## Items:
━━━━━━━━━━
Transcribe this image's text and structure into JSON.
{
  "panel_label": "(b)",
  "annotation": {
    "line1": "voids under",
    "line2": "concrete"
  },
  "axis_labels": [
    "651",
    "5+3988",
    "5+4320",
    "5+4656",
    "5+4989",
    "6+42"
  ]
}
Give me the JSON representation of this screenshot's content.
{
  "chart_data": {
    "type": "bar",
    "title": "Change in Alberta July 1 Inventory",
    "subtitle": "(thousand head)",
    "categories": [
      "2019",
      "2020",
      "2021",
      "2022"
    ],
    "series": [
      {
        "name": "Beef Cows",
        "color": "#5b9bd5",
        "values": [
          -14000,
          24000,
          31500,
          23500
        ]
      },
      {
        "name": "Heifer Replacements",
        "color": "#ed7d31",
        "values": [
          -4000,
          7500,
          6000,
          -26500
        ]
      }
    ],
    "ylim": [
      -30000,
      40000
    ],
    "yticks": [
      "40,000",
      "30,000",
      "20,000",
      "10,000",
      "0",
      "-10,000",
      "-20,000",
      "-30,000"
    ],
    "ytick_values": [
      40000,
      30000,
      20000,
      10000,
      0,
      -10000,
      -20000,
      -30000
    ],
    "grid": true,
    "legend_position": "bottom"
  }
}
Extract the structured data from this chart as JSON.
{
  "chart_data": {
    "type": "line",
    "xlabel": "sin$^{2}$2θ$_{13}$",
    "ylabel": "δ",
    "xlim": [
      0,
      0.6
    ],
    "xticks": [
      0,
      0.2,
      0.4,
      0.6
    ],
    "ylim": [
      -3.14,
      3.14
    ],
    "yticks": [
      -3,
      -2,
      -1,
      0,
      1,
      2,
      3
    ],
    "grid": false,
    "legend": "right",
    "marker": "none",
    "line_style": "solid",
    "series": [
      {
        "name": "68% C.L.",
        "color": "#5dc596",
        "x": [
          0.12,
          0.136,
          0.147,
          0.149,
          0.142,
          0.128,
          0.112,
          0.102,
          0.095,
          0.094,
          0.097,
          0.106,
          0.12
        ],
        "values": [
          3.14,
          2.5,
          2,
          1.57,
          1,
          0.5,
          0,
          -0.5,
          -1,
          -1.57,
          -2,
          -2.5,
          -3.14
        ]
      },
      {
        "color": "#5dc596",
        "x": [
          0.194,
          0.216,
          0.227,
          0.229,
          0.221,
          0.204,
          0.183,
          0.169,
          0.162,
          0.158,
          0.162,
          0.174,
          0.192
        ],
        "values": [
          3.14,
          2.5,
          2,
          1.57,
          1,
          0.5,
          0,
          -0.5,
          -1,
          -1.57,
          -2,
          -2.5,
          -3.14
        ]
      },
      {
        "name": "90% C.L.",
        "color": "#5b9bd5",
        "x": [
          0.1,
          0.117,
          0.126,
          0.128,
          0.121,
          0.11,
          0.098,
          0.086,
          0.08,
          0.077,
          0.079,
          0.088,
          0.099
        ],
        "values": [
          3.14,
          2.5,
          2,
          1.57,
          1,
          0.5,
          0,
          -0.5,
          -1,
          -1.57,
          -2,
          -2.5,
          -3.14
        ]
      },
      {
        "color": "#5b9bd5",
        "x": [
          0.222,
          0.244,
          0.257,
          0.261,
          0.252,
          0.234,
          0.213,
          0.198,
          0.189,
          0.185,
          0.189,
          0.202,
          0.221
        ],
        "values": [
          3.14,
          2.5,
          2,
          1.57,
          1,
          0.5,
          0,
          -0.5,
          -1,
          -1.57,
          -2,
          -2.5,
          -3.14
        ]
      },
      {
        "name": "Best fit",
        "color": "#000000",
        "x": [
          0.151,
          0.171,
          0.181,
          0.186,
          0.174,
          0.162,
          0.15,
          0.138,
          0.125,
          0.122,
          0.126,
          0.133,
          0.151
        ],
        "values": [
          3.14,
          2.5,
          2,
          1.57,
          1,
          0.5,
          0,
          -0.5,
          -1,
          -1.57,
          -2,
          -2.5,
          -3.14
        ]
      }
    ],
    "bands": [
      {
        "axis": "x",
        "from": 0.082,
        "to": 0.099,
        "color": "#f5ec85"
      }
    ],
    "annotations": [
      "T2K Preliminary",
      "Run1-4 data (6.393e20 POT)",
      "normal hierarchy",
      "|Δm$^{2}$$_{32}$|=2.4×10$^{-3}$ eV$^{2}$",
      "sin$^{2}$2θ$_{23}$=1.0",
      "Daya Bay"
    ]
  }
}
━━━━━━━━━━
## What is asked:
Repeat the records above exactly, leaving none out.

## Output of the task:
Transcribe this image's text and structure into JSON.
{
  "panel_label": "(b)",
  "annotation": {
    "line1": "voids under",
    "line2": "concrete"
  },
  "axis_labels": [
    "651",
    "5+3988",
    "5+4320",
    "5+4656",
    "5+4989",
    "6+42"
  ]
}
Give me the JSON representation of this screenshot's content.
{
  "chart_data": {
    "type": "bar",
    "title": "Change in Alberta July 1 Inventory",
    "subtitle": "(thousand head)",
    "categories": [
      "2019",
      "2020",
      "2021",
      "2022"
    ],
    "series": [
      {
        "name": "Beef Cows",
        "color": "#5b9bd5",
        "values": [
          -14000,
          24000,
          31500,
          23500
        ]
      },
      {
        "name": "Heifer Replacements",
        "color": "#ed7d31",
        "values": [
          -4000,
          7500,
          6000,
          -26500
        ]
      }
    ],
    "ylim": [
      -30000,
      40000
    ],
    "yticks": [
      "40,000",
      "30,000",
      "20,000",
      "10,000",
      "0",
      "-10,000",
      "-20,000",
      "-30,000"
    ],
    "ytick_values": [
      40000,
      30000,
      20000,
      10000,
      0,
      -10000,
      -20000,
      -30000
    ],
    "grid": true,
    "legend_position": "bottom"
  }
}
Extract the structured data from this chart as JSON.
{
  "chart_data": {
    "type": "line",
    "xlabel": "sin$^{2}$2θ$_{13}$",
    "ylabel": "δ",
    "xlim": [
      0,
      0.6
    ],
    "xticks": [
      0,
      0.2,
      0.4,
      0.6
    ],
    "ylim": [
      -3.14,
      3.14
    ],
    "yticks": [
      -3,
      -2,
      -1,
      0,
      1,
      2,
      3
    ],
    "grid": false,
    "legend": "right",
    "marker": "none",
    "line_style": "solid",
    "series": [
      {
        "name": "68% C.L.",
        "color": "#5dc596",
        "x": [
          0.12,
          0.136,
          0.147,
          0.149,
          0.142,
          0.128,
          0.112,
          0.102,
          0.095,
          0.094,
          0.097,
          0.106,
          0.12
        ],
        "values": [
          3.14,
          2.5,
          2,
          1.57,
          1,
          0.5,
          0,
          -0.5,
          -1,
          -1.57,
          -2,
          -2.5,
          -3.14
        ]
      },
      {
        "color": "#5dc596",
        "x": [
          0.194,
          0.216,
          0.227,
          0.229,
          0.221,
          0.204,
          0.183,
          0.169,
          0.162,
          0.158,
          0.162,
          0.174,
          0.192
        ],
        "values": [
          3.14,
          2.5,
          2,
          1.57,
          1,
          0.5,
          0,
          -0.5,
          -1,
          -1.57,
          -2,
          -2.5,
          -3.14
        ]
      },
      {
        "name": "90% C.L.",
        "color": "#5b9bd5",
        "x": [
          0.1,
          0.117,
          0.126,
          0.128,
          0.121,
          0.11,
          0.098,
          0.086,
          0.08,
          0.077,
          0.079,
          0.088,
          0.099
        ],
        "values": [
          3.14,
          2.5,
          2,
          1.57,
          1,
          0.5,
          0,
          -0.5,
          -1,
          -1.57,
          -2,
          -2.5,
          -3.14
        ]
      },
      {
        "color": "#5b9bd5",
        "x": [
          0.222,
          0.244,
          0.257,
          0.261,
          0.252,
          0.234,
          0.213,
          0.198,
          0.189,
          0.185,
          0.189,
          0.202,
          0.221
        ],
        "values": [
          3.14,
          2.5,
          2,
          1.57,
          1,
          0.5,
          0,
          -0.5,
          -1,
          -1.57,
          -2,
          -2.5,
          -3.14
        ]
      },
      {
        "name": "Best fit",
        "color": "#000000",
        "x": [
          0.151,
          0.171,
          0.181,
          0.186,
          0.174,
          0.162,
          0.15,
          0.138,
          0.125,
          0.122,
          0.126,
          0.133,
          0.151
        ],
        "values": [
          3.14,
          2.5,
          2,
          1.57,
          1,
          0.5,
          0,
          -0.5,
          -1,
          -1.57,
          -2,
          -2.5,
          -3.14
        ]
      }
    ],
    "bands": [
      {
        "axis": "x",
        "from": 0.082,
        "to": 0.099,
        "color": "#f5ec85"
      }
    ],
    "annotations": [
      "T2K Preliminary",
      "Run1-4 data (6.393e20 POT)",
      "normal hierarchy",
      "|Δm$^{2}$$_{32}$|=2.4×10$^{-3}$ eV$^{2}$",
      "sin$^{2}$2θ$_{23}$=1.0",
      "Daya Bay"
    ]
  }
}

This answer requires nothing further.